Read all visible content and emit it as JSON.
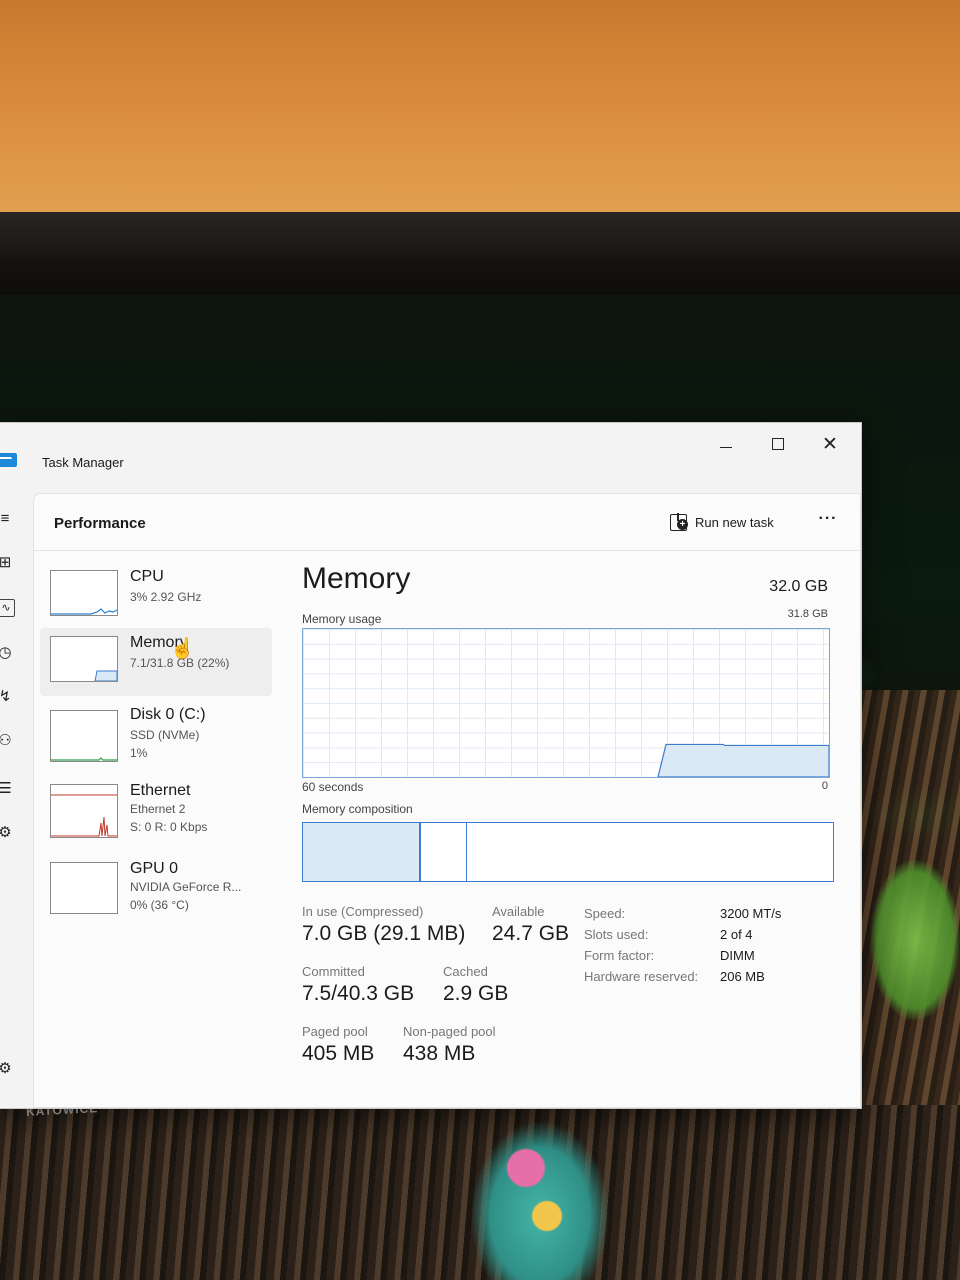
{
  "window": {
    "title": "Task Manager",
    "page_title": "Performance",
    "run_new_task_label": "Run new task",
    "more_label": "···",
    "close_label": "✕"
  },
  "devices": [
    {
      "name": "CPU",
      "sub1": "3% 2.92 GHz",
      "sub2": ""
    },
    {
      "name": "Memory",
      "sub1": "7.1/31.8 GB (22%)",
      "sub2": ""
    },
    {
      "name": "Disk 0 (C:)",
      "sub1": "SSD (NVMe)",
      "sub2": "1%"
    },
    {
      "name": "Ethernet",
      "sub1": "Ethernet 2",
      "sub2": "S: 0 R: 0 Kbps"
    },
    {
      "name": "GPU 0",
      "sub1": "NVIDIA GeForce R...",
      "sub2": "0% (36 °C)"
    }
  ],
  "memory": {
    "title": "Memory",
    "total": "32.0 GB",
    "usage_label": "Memory usage",
    "usage_max": "31.8 GB",
    "axis_left": "60 seconds",
    "axis_right": "0",
    "composition_label": "Memory composition",
    "usage_fraction_recent": 0.22,
    "composition": {
      "in_use_fraction": 0.22,
      "modified_fraction": 0.002,
      "standby_fraction": 0.087,
      "free_fraction": 0.691
    }
  },
  "stats": {
    "in_use_label": "In use (Compressed)",
    "in_use_value": "7.0 GB (29.1 MB)",
    "available_label": "Available",
    "available_value": "24.7 GB",
    "committed_label": "Committed",
    "committed_value": "7.5/40.3 GB",
    "cached_label": "Cached",
    "cached_value": "2.9 GB",
    "paged_label": "Paged pool",
    "paged_value": "405 MB",
    "nonpaged_label": "Non-paged pool",
    "nonpaged_value": "438 MB"
  },
  "specs": {
    "speed_label": "Speed:",
    "speed_value": "3200 MT/s",
    "slots_label": "Slots used:",
    "slots_value": "2 of 4",
    "form_label": "Form factor:",
    "form_value": "DIMM",
    "hw_label": "Hardware reserved:",
    "hw_value": "206 MB"
  },
  "colors": {
    "accent": "#3c7ccf",
    "fill": "#dbe8f6"
  },
  "background_text": "KATOWICE"
}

### REQUIREMENTS:
Above are the records; reproduce them exactly and leave out the pictures.

### WRITTEN RESPONSE:
Read all visible content and emit it as JSON.
{
  "window": {
    "title": "Task Manager",
    "page_title": "Performance",
    "run_new_task_label": "Run new task",
    "more_label": "···",
    "close_label": "✕"
  },
  "devices": [
    {
      "name": "CPU",
      "sub1": "3% 2.92 GHz",
      "sub2": ""
    },
    {
      "name": "Memory",
      "sub1": "7.1/31.8 GB (22%)",
      "sub2": ""
    },
    {
      "name": "Disk 0 (C:)",
      "sub1": "SSD (NVMe)",
      "sub2": "1%"
    },
    {
      "name": "Ethernet",
      "sub1": "Ethernet 2",
      "sub2": "S: 0 R: 0 Kbps"
    },
    {
      "name": "GPU 0",
      "sub1": "NVIDIA GeForce R...",
      "sub2": "0% (36 °C)"
    }
  ],
  "memory": {
    "title": "Memory",
    "total": "32.0 GB",
    "usage_label": "Memory usage",
    "usage_max": "31.8 GB",
    "axis_left": "60 seconds",
    "axis_right": "0",
    "composition_label": "Memory composition",
    "usage_fraction_recent": 0.22,
    "composition": {
      "in_use_fraction": 0.22,
      "modified_fraction": 0.002,
      "standby_fraction": 0.087,
      "free_fraction": 0.691
    }
  },
  "stats": {
    "in_use_label": "In use (Compressed)",
    "in_use_value": "7.0 GB (29.1 MB)",
    "available_label": "Available",
    "available_value": "24.7 GB",
    "committed_label": "Committed",
    "committed_value": "7.5/40.3 GB",
    "cached_label": "Cached",
    "cached_value": "2.9 GB",
    "paged_label": "Paged pool",
    "paged_value": "405 MB",
    "nonpaged_label": "Non-paged pool",
    "nonpaged_value": "438 MB"
  },
  "specs": {
    "speed_label": "Speed:",
    "speed_value": "3200 MT/s",
    "slots_label": "Slots used:",
    "slots_value": "2 of 4",
    "form_label": "Form factor:",
    "form_value": "DIMM",
    "hw_label": "Hardware reserved:",
    "hw_value": "206 MB"
  },
  "colors": {
    "accent": "#3c7ccf",
    "fill": "#dbe8f6"
  },
  "background_text": "KATOWICE"
}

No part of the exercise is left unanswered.